[Entries with figure data]
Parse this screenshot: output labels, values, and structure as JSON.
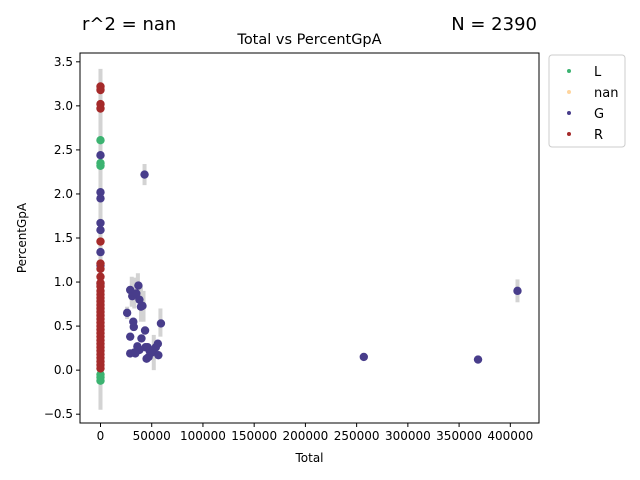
{
  "header": {
    "stat_left": "r^2 = nan",
    "stat_right": "N = 2390"
  },
  "chart_data": {
    "type": "scatter",
    "title": "Total vs PercentGpA",
    "xlabel": "Total",
    "ylabel": "PercentGpA",
    "xlim": [
      -20000,
      428000
    ],
    "ylim": [
      -0.6,
      3.6
    ],
    "xticks": [
      0,
      50000,
      100000,
      150000,
      200000,
      250000,
      300000,
      350000,
      400000
    ],
    "xtick_labels": [
      "0",
      "50000",
      "100000",
      "150000",
      "200000",
      "250000",
      "300000",
      "350000",
      "400000"
    ],
    "yticks": [
      -0.5,
      0.0,
      0.5,
      1.0,
      1.5,
      2.0,
      2.5,
      3.0,
      3.5
    ],
    "ytick_labels": [
      "−0.5",
      "0.0",
      "0.5",
      "1.0",
      "1.5",
      "2.0",
      "2.5",
      "3.0",
      "3.5"
    ],
    "grid": false,
    "legend_position": "outside-top-right",
    "error_bar_color": "#d3d3d3",
    "series": [
      {
        "name": "L",
        "color": "#3cb371",
        "points": [
          [
            0,
            2.61
          ],
          [
            0,
            2.35
          ],
          [
            0,
            2.32
          ],
          [
            0,
            -0.08
          ],
          [
            0,
            -0.12
          ],
          [
            0,
            -0.05
          ]
        ]
      },
      {
        "name": "nan",
        "color": "#ffd59e",
        "points": []
      },
      {
        "name": "G",
        "color": "#483d8b",
        "points": [
          [
            0,
            2.44
          ],
          [
            0,
            2.02
          ],
          [
            0,
            1.95
          ],
          [
            0,
            1.67
          ],
          [
            0,
            1.59
          ],
          [
            0,
            1.34
          ],
          [
            0,
            1.19
          ],
          [
            0,
            0.98
          ],
          [
            26000,
            0.65
          ],
          [
            29000,
            0.91
          ],
          [
            29000,
            0.38
          ],
          [
            31000,
            0.84
          ],
          [
            32000,
            0.55
          ],
          [
            32500,
            0.49
          ],
          [
            35000,
            0.87
          ],
          [
            37000,
            0.96
          ],
          [
            38000,
            0.8
          ],
          [
            39500,
            0.72
          ],
          [
            41000,
            0.73
          ],
          [
            43500,
            0.45
          ],
          [
            33000,
            0.2
          ],
          [
            36000,
            0.27
          ],
          [
            38000,
            0.23
          ],
          [
            40000,
            0.36
          ],
          [
            43000,
            2.22
          ],
          [
            29000,
            0.19
          ],
          [
            34000,
            0.19
          ],
          [
            44000,
            0.26
          ],
          [
            46000,
            0.26
          ],
          [
            48000,
            0.22
          ],
          [
            45000,
            0.13
          ],
          [
            47000,
            0.15
          ],
          [
            50000,
            0.2
          ],
          [
            52000,
            0.23
          ],
          [
            54000,
            0.26
          ],
          [
            56000,
            0.3
          ],
          [
            56500,
            0.17
          ],
          [
            59000,
            0.53
          ],
          [
            257000,
            0.15
          ],
          [
            368500,
            0.12
          ],
          [
            407000,
            0.9
          ]
        ],
        "error_bars": [
          [
            26000,
            0.58,
            0.72
          ],
          [
            30500,
            0.72,
            1.06
          ],
          [
            33000,
            0.7,
            1.05
          ],
          [
            36500,
            0.8,
            1.1
          ],
          [
            39500,
            0.55,
            0.95
          ],
          [
            42000,
            0.55,
            0.9
          ],
          [
            43000,
            2.1,
            2.34
          ],
          [
            52000,
            0.0,
            0.4
          ],
          [
            58500,
            0.38,
            0.7
          ],
          [
            407000,
            0.77,
            1.03
          ]
        ]
      },
      {
        "name": "R",
        "color": "#a52a2a",
        "points": [
          [
            0,
            3.22
          ],
          [
            0,
            3.18
          ],
          [
            0,
            3.02
          ],
          [
            0,
            2.97
          ],
          [
            0,
            1.46
          ],
          [
            0,
            1.21
          ],
          [
            0,
            1.15
          ],
          [
            0,
            1.06
          ],
          [
            0,
            0.99
          ],
          [
            0,
            0.95
          ],
          [
            0,
            0.9
          ],
          [
            0,
            0.86
          ],
          [
            0,
            0.82
          ],
          [
            0,
            0.78
          ],
          [
            0,
            0.74
          ],
          [
            0,
            0.7
          ],
          [
            0,
            0.66
          ],
          [
            0,
            0.62
          ],
          [
            0,
            0.58
          ],
          [
            0,
            0.54
          ],
          [
            0,
            0.5
          ],
          [
            0,
            0.46
          ],
          [
            0,
            0.42
          ],
          [
            0,
            0.38
          ],
          [
            0,
            0.34
          ],
          [
            0,
            0.3
          ],
          [
            0,
            0.26
          ],
          [
            0,
            0.22
          ],
          [
            0,
            0.18
          ],
          [
            0,
            0.14
          ],
          [
            0,
            0.1
          ],
          [
            0,
            0.06
          ],
          [
            0,
            0.02
          ]
        ],
        "error_bars": [
          [
            0,
            -0.45,
            3.42
          ]
        ]
      }
    ]
  }
}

◆ WHAT IS BEING ASKED: Set down all the entries exactly as they appear, but skip any pictures.

◆ SOLUTION BELOW:
Parse this screenshot: output labels, values, and structure as JSON.
{
  "header": {
    "stat_left": "r^2 = nan",
    "stat_right": "N = 2390"
  },
  "chart_data": {
    "type": "scatter",
    "title": "Total vs PercentGpA",
    "xlabel": "Total",
    "ylabel": "PercentGpA",
    "xlim": [
      -20000,
      428000
    ],
    "ylim": [
      -0.6,
      3.6
    ],
    "xticks": [
      0,
      50000,
      100000,
      150000,
      200000,
      250000,
      300000,
      350000,
      400000
    ],
    "xtick_labels": [
      "0",
      "50000",
      "100000",
      "150000",
      "200000",
      "250000",
      "300000",
      "350000",
      "400000"
    ],
    "yticks": [
      -0.5,
      0.0,
      0.5,
      1.0,
      1.5,
      2.0,
      2.5,
      3.0,
      3.5
    ],
    "ytick_labels": [
      "−0.5",
      "0.0",
      "0.5",
      "1.0",
      "1.5",
      "2.0",
      "2.5",
      "3.0",
      "3.5"
    ],
    "grid": false,
    "legend_position": "outside-top-right",
    "error_bar_color": "#d3d3d3",
    "series": [
      {
        "name": "L",
        "color": "#3cb371",
        "points": [
          [
            0,
            2.61
          ],
          [
            0,
            2.35
          ],
          [
            0,
            2.32
          ],
          [
            0,
            -0.08
          ],
          [
            0,
            -0.12
          ],
          [
            0,
            -0.05
          ]
        ]
      },
      {
        "name": "nan",
        "color": "#ffd59e",
        "points": []
      },
      {
        "name": "G",
        "color": "#483d8b",
        "points": [
          [
            0,
            2.44
          ],
          [
            0,
            2.02
          ],
          [
            0,
            1.95
          ],
          [
            0,
            1.67
          ],
          [
            0,
            1.59
          ],
          [
            0,
            1.34
          ],
          [
            0,
            1.19
          ],
          [
            0,
            0.98
          ],
          [
            26000,
            0.65
          ],
          [
            29000,
            0.91
          ],
          [
            29000,
            0.38
          ],
          [
            31000,
            0.84
          ],
          [
            32000,
            0.55
          ],
          [
            32500,
            0.49
          ],
          [
            35000,
            0.87
          ],
          [
            37000,
            0.96
          ],
          [
            38000,
            0.8
          ],
          [
            39500,
            0.72
          ],
          [
            41000,
            0.73
          ],
          [
            43500,
            0.45
          ],
          [
            33000,
            0.2
          ],
          [
            36000,
            0.27
          ],
          [
            38000,
            0.23
          ],
          [
            40000,
            0.36
          ],
          [
            43000,
            2.22
          ],
          [
            29000,
            0.19
          ],
          [
            34000,
            0.19
          ],
          [
            44000,
            0.26
          ],
          [
            46000,
            0.26
          ],
          [
            48000,
            0.22
          ],
          [
            45000,
            0.13
          ],
          [
            47000,
            0.15
          ],
          [
            50000,
            0.2
          ],
          [
            52000,
            0.23
          ],
          [
            54000,
            0.26
          ],
          [
            56000,
            0.3
          ],
          [
            56500,
            0.17
          ],
          [
            59000,
            0.53
          ],
          [
            257000,
            0.15
          ],
          [
            368500,
            0.12
          ],
          [
            407000,
            0.9
          ]
        ],
        "error_bars": [
          [
            26000,
            0.58,
            0.72
          ],
          [
            30500,
            0.72,
            1.06
          ],
          [
            33000,
            0.7,
            1.05
          ],
          [
            36500,
            0.8,
            1.1
          ],
          [
            39500,
            0.55,
            0.95
          ],
          [
            42000,
            0.55,
            0.9
          ],
          [
            43000,
            2.1,
            2.34
          ],
          [
            52000,
            0.0,
            0.4
          ],
          [
            58500,
            0.38,
            0.7
          ],
          [
            407000,
            0.77,
            1.03
          ]
        ]
      },
      {
        "name": "R",
        "color": "#a52a2a",
        "points": [
          [
            0,
            3.22
          ],
          [
            0,
            3.18
          ],
          [
            0,
            3.02
          ],
          [
            0,
            2.97
          ],
          [
            0,
            1.46
          ],
          [
            0,
            1.21
          ],
          [
            0,
            1.15
          ],
          [
            0,
            1.06
          ],
          [
            0,
            0.99
          ],
          [
            0,
            0.95
          ],
          [
            0,
            0.9
          ],
          [
            0,
            0.86
          ],
          [
            0,
            0.82
          ],
          [
            0,
            0.78
          ],
          [
            0,
            0.74
          ],
          [
            0,
            0.7
          ],
          [
            0,
            0.66
          ],
          [
            0,
            0.62
          ],
          [
            0,
            0.58
          ],
          [
            0,
            0.54
          ],
          [
            0,
            0.5
          ],
          [
            0,
            0.46
          ],
          [
            0,
            0.42
          ],
          [
            0,
            0.38
          ],
          [
            0,
            0.34
          ],
          [
            0,
            0.3
          ],
          [
            0,
            0.26
          ],
          [
            0,
            0.22
          ],
          [
            0,
            0.18
          ],
          [
            0,
            0.14
          ],
          [
            0,
            0.1
          ],
          [
            0,
            0.06
          ],
          [
            0,
            0.02
          ]
        ],
        "error_bars": [
          [
            0,
            -0.45,
            3.42
          ]
        ]
      }
    ]
  }
}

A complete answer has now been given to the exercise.